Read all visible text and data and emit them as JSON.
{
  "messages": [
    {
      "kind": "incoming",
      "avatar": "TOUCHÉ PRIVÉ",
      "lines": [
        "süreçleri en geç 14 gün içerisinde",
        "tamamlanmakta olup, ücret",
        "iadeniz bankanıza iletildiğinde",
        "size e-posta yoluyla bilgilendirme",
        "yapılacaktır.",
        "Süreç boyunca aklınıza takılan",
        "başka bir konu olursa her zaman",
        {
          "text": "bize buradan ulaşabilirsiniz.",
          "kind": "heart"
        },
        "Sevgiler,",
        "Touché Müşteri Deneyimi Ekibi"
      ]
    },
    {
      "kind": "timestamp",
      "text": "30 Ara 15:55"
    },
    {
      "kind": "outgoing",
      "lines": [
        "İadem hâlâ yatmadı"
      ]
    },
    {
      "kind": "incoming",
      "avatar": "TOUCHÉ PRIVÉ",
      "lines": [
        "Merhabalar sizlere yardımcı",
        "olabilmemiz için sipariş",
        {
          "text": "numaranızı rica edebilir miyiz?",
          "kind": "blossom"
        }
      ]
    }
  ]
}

⁂

- **Task requirements**
From the listing above, extract all records word for word.

- **Final answer**
Read all visible text and data and emit them as JSON.
{
  "messages": [
    {
      "kind": "incoming",
      "avatar": "TOUCHÉ PRIVÉ",
      "lines": [
        "süreçleri en geç 14 gün içerisinde",
        "tamamlanmakta olup, ücret",
        "iadeniz bankanıza iletildiğinde",
        "size e-posta yoluyla bilgilendirme",
        "yapılacaktır.",
        "Süreç boyunca aklınıza takılan",
        "başka bir konu olursa her zaman",
        {
          "text": "bize buradan ulaşabilirsiniz.",
          "kind": "heart"
        },
        "Sevgiler,",
        "Touché Müşteri Deneyimi Ekibi"
      ]
    },
    {
      "kind": "timestamp",
      "text": "30 Ara 15:55"
    },
    {
      "kind": "outgoing",
      "lines": [
        "İadem hâlâ yatmadı"
      ]
    },
    {
      "kind": "incoming",
      "avatar": "TOUCHÉ PRIVÉ",
      "lines": [
        "Merhabalar sizlere yardımcı",
        "olabilmemiz için sipariş",
        {
          "text": "numaranızı rica edebilir miyiz?",
          "kind": "blossom"
        }
      ]
    }
  ]
}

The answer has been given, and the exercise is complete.